(begin)
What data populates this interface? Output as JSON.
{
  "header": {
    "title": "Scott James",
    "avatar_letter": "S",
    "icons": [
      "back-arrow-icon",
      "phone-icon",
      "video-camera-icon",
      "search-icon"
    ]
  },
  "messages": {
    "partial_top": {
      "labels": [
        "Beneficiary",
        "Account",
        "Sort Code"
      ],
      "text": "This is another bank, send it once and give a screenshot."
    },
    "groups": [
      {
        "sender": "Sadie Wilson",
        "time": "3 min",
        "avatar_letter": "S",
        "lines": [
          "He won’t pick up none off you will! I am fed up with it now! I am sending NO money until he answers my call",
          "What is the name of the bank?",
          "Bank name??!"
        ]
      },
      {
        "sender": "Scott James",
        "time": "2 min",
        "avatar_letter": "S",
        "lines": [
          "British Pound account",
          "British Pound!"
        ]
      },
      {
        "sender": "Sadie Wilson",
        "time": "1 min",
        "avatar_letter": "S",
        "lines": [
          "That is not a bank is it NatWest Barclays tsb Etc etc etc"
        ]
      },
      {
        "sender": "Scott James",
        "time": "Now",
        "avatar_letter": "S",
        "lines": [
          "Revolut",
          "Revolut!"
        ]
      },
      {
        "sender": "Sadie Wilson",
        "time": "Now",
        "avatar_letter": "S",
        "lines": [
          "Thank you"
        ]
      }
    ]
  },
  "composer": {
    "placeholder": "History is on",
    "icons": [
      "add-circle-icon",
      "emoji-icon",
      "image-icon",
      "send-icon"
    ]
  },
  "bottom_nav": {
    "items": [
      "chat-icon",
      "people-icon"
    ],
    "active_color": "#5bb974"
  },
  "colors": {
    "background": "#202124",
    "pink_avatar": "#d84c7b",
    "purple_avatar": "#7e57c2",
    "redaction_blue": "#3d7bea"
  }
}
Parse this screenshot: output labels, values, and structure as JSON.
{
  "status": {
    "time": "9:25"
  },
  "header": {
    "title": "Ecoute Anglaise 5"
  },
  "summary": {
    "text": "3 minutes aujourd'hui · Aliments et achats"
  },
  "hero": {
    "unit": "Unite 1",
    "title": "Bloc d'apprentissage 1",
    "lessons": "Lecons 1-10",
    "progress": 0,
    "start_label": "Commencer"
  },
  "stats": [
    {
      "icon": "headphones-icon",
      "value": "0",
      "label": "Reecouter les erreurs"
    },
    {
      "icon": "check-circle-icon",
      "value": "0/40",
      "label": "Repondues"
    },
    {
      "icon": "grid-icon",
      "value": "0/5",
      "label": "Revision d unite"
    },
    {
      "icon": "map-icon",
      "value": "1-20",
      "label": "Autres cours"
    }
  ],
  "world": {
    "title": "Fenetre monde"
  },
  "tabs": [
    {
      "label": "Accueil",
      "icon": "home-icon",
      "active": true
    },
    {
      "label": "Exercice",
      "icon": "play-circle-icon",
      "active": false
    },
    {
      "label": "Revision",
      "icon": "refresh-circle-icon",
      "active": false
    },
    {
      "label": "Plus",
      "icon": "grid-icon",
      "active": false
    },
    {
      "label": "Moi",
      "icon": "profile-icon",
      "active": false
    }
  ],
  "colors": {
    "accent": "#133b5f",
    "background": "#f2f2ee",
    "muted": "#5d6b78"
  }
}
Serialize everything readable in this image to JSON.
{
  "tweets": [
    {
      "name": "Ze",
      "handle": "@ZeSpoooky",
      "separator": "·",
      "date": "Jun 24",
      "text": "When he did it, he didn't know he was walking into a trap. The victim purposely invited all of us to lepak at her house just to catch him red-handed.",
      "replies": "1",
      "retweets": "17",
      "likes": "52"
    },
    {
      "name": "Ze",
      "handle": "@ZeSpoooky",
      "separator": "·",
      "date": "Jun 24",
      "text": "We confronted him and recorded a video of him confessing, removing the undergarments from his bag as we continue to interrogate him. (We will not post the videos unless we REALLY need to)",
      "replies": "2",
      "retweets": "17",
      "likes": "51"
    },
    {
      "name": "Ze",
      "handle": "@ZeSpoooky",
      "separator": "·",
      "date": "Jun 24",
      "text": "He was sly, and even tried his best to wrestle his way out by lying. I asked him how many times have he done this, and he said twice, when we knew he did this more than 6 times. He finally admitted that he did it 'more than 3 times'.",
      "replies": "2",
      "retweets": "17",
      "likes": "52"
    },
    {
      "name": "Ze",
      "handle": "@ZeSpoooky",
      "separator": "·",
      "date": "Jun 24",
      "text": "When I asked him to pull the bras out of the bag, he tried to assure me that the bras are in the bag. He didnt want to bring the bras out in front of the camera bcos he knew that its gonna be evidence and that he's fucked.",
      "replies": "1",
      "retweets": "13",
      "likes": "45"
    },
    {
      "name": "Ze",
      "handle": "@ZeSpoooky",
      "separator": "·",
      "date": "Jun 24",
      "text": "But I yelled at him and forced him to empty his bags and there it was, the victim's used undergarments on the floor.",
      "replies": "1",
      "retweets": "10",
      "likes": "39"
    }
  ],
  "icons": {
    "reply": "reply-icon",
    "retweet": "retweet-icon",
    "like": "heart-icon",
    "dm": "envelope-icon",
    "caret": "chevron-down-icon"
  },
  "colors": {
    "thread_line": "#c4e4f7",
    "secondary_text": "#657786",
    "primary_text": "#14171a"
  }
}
(end)
_TASK TO CARRY OUT_
Repeat every line of the material exactly as given.

_TASK RESPONSE_
What data populates this interface? Output as JSON.
{
  "header": {
    "title": "Scott James",
    "avatar_letter": "S",
    "icons": [
      "back-arrow-icon",
      "phone-icon",
      "video-camera-icon",
      "search-icon"
    ]
  },
  "messages": {
    "partial_top": {
      "labels": [
        "Beneficiary",
        "Account",
        "Sort Code"
      ],
      "text": "This is another bank, send it once and give a screenshot."
    },
    "groups": [
      {
        "sender": "Sadie Wilson",
        "time": "3 min",
        "avatar_letter": "S",
        "lines": [
          "He won’t pick up none off you will! I am fed up with it now! I am sending NO money until he answers my call",
          "What is the name of the bank?",
          "Bank name??!"
        ]
      },
      {
        "sender": "Scott James",
        "time": "2 min",
        "avatar_letter": "S",
        "lines": [
          "British Pound account",
          "British Pound!"
        ]
      },
      {
        "sender": "Sadie Wilson",
        "time": "1 min",
        "avatar_letter": "S",
        "lines": [
          "That is not a bank is it NatWest Barclays tsb Etc etc etc"
        ]
      },
      {
        "sender": "Scott James",
        "time": "Now",
        "avatar_letter": "S",
        "lines": [
          "Revolut",
          "Revolut!"
        ]
      },
      {
        "sender": "Sadie Wilson",
        "time": "Now",
        "avatar_letter": "S",
        "lines": [
          "Thank you"
        ]
      }
    ]
  },
  "composer": {
    "placeholder": "History is on",
    "icons": [
      "add-circle-icon",
      "emoji-icon",
      "image-icon",
      "send-icon"
    ]
  },
  "bottom_nav": {
    "items": [
      "chat-icon",
      "people-icon"
    ],
    "active_color": "#5bb974"
  },
  "colors": {
    "background": "#202124",
    "pink_avatar": "#d84c7b",
    "purple_avatar": "#7e57c2",
    "redaction_blue": "#3d7bea"
  }
}
Parse this screenshot: output labels, values, and structure as JSON.
{
  "status": {
    "time": "9:25"
  },
  "header": {
    "title": "Ecoute Anglaise 5"
  },
  "summary": {
    "text": "3 minutes aujourd'hui · Aliments et achats"
  },
  "hero": {
    "unit": "Unite 1",
    "title": "Bloc d'apprentissage 1",
    "lessons": "Lecons 1-10",
    "progress": 0,
    "start_label": "Commencer"
  },
  "stats": [
    {
      "icon": "headphones-icon",
      "value": "0",
      "label": "Reecouter les erreurs"
    },
    {
      "icon": "check-circle-icon",
      "value": "0/40",
      "label": "Repondues"
    },
    {
      "icon": "grid-icon",
      "value": "0/5",
      "label": "Revision d unite"
    },
    {
      "icon": "map-icon",
      "value": "1-20",
      "label": "Autres cours"
    }
  ],
  "world": {
    "title": "Fenetre monde"
  },
  "tabs": [
    {
      "label": "Accueil",
      "icon": "home-icon",
      "active": true
    },
    {
      "label": "Exercice",
      "icon": "play-circle-icon",
      "active": false
    },
    {
      "label": "Revision",
      "icon": "refresh-circle-icon",
      "active": false
    },
    {
      "label": "Plus",
      "icon": "grid-icon",
      "active": false
    },
    {
      "label": "Moi",
      "icon": "profile-icon",
      "active": false
    }
  ],
  "colors": {
    "accent": "#133b5f",
    "background": "#f2f2ee",
    "muted": "#5d6b78"
  }
}
Serialize everything readable in this image to JSON.
{
  "tweets": [
    {
      "name": "Ze",
      "handle": "@ZeSpoooky",
      "separator": "·",
      "date": "Jun 24",
      "text": "When he did it, he didn't know he was walking into a trap. The victim purposely invited all of us to lepak at her house just to catch him red-handed.",
      "replies": "1",
      "retweets": "17",
      "likes": "52"
    },
    {
      "name": "Ze",
      "handle": "@ZeSpoooky",
      "separator": "·",
      "date": "Jun 24",
      "text": "We confronted him and recorded a video of him confessing, removing the undergarments from his bag as we continue to interrogate him. (We will not post the videos unless we REALLY need to)",
      "replies": "2",
      "retweets": "17",
      "likes": "51"
    },
    {
      "name": "Ze",
      "handle": "@ZeSpoooky",
      "separator": "·",
      "date": "Jun 24",
      "text": "He was sly, and even tried his best to wrestle his way out by lying. I asked him how many times have he done this, and he said twice, when we knew he did this more than 6 times. He finally admitted that he did it 'more than 3 times'.",
      "replies": "2",
      "retweets": "17",
      "likes": "52"
    },
    {
      "name": "Ze",
      "handle": "@ZeSpoooky",
      "separator": "·",
      "date": "Jun 24",
      "text": "When I asked him to pull the bras out of the bag, he tried to assure me that the bras are in the bag. He didnt want to bring the bras out in front of the camera bcos he knew that its gonna be evidence and that he's fucked.",
      "replies": "1",
      "retweets": "13",
      "likes": "45"
    },
    {
      "name": "Ze",
      "handle": "@ZeSpoooky",
      "separator": "·",
      "date": "Jun 24",
      "text": "But I yelled at him and forced him to empty his bags and there it was, the victim's used undergarments on the floor.",
      "replies": "1",
      "retweets": "10",
      "likes": "39"
    }
  ],
  "icons": {
    "reply": "reply-icon",
    "retweet": "retweet-icon",
    "like": "heart-icon",
    "dm": "envelope-icon",
    "caret": "chevron-down-icon"
  },
  "colors": {
    "thread_line": "#c4e4f7",
    "secondary_text": "#657786",
    "primary_text": "#14171a"
  }
}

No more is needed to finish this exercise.